BRIEF >> The entries below contain pictures. Retype everything except those pictures, exactly as given.

PROVIDED RECORDS >>
>>>
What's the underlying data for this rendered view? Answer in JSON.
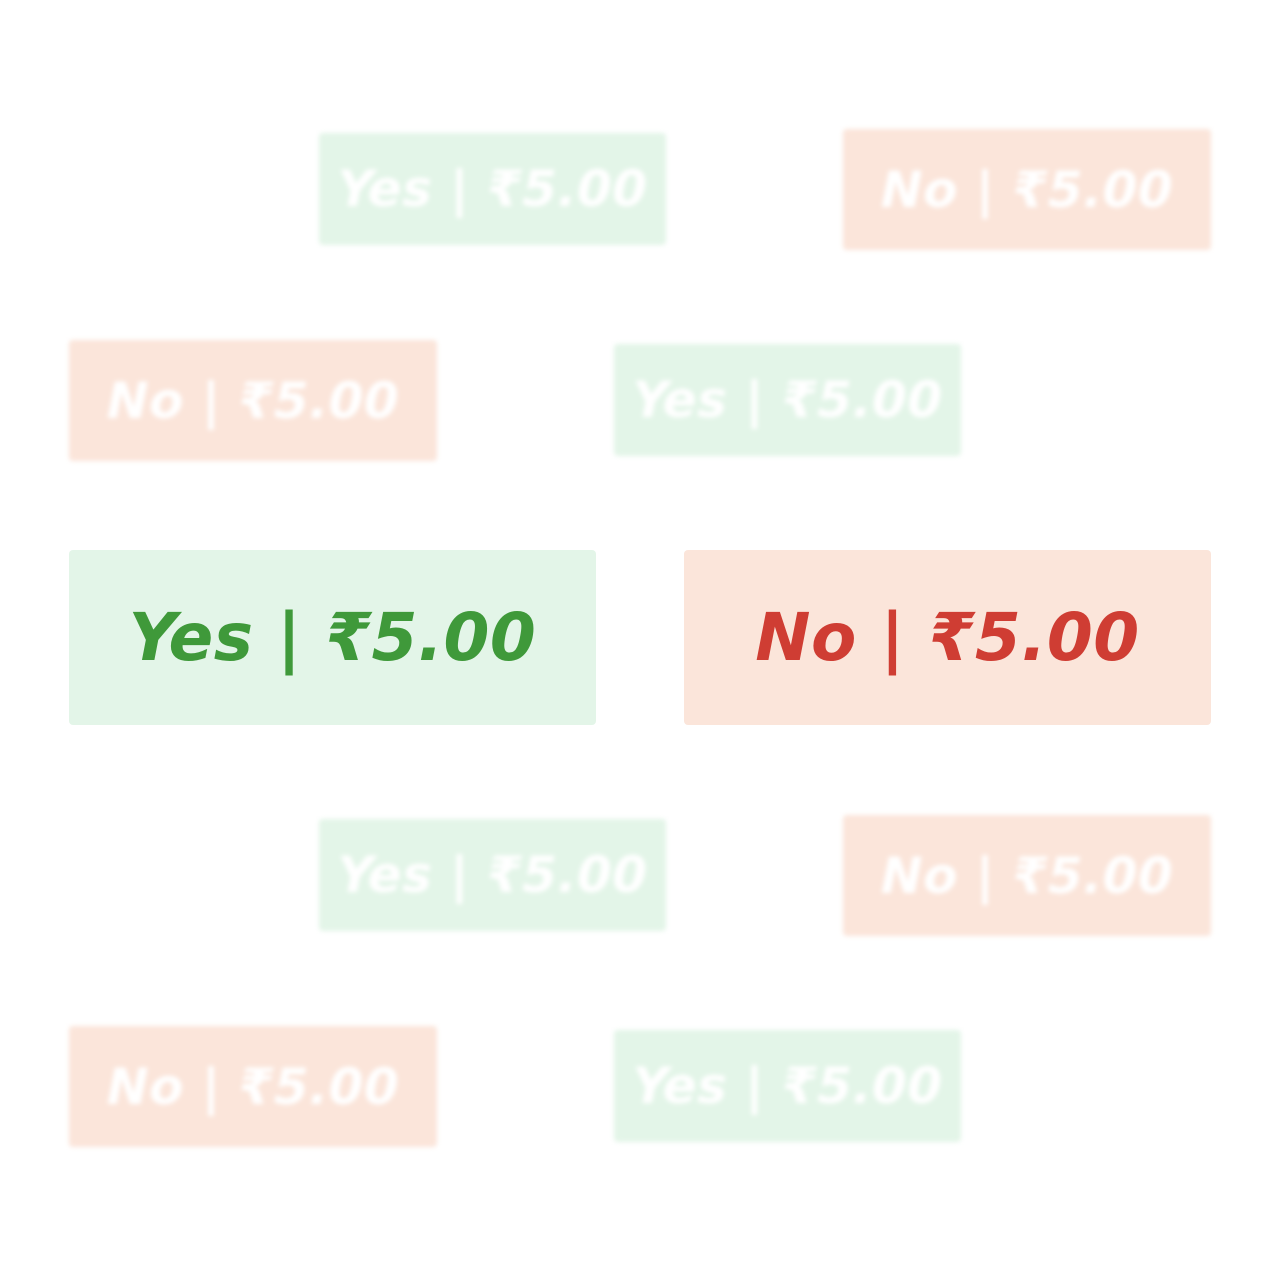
{
  "colors": {
    "yes_bg": "#e3f5e8",
    "yes_text": "#3f993a",
    "no_bg": "#fbe5da",
    "no_text": "#cf3d33",
    "ghost_text": "#ffffff"
  },
  "main": {
    "yes_label": "Yes | ₹5.00",
    "no_label": "No | ₹5.00"
  },
  "background_buttons": [
    {
      "type": "yes",
      "label": "Yes | ₹5.00"
    },
    {
      "type": "no",
      "label": "No | ₹5.00"
    },
    {
      "type": "no",
      "label": "No | ₹5.00"
    },
    {
      "type": "yes",
      "label": "Yes | ₹5.00"
    },
    {
      "type": "yes",
      "label": "Yes | ₹5.00"
    },
    {
      "type": "no",
      "label": "No | ₹5.00"
    },
    {
      "type": "no",
      "label": "No | ₹5.00"
    },
    {
      "type": "yes",
      "label": "Yes | ₹5.00"
    }
  ]
}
<<<
TASK RESULT >>
What's the underlying data for this rendered view? Answer in JSON.
{
  "colors": {
    "yes_bg": "#e3f5e8",
    "yes_text": "#3f993a",
    "no_bg": "#fbe5da",
    "no_text": "#cf3d33",
    "ghost_text": "#ffffff"
  },
  "main": {
    "yes_label": "Yes | ₹5.00",
    "no_label": "No | ₹5.00"
  },
  "background_buttons": [
    {
      "type": "yes",
      "label": "Yes | ₹5.00"
    },
    {
      "type": "no",
      "label": "No | ₹5.00"
    },
    {
      "type": "no",
      "label": "No | ₹5.00"
    },
    {
      "type": "yes",
      "label": "Yes | ₹5.00"
    },
    {
      "type": "yes",
      "label": "Yes | ₹5.00"
    },
    {
      "type": "no",
      "label": "No | ₹5.00"
    },
    {
      "type": "no",
      "label": "No | ₹5.00"
    },
    {
      "type": "yes",
      "label": "Yes | ₹5.00"
    }
  ]
}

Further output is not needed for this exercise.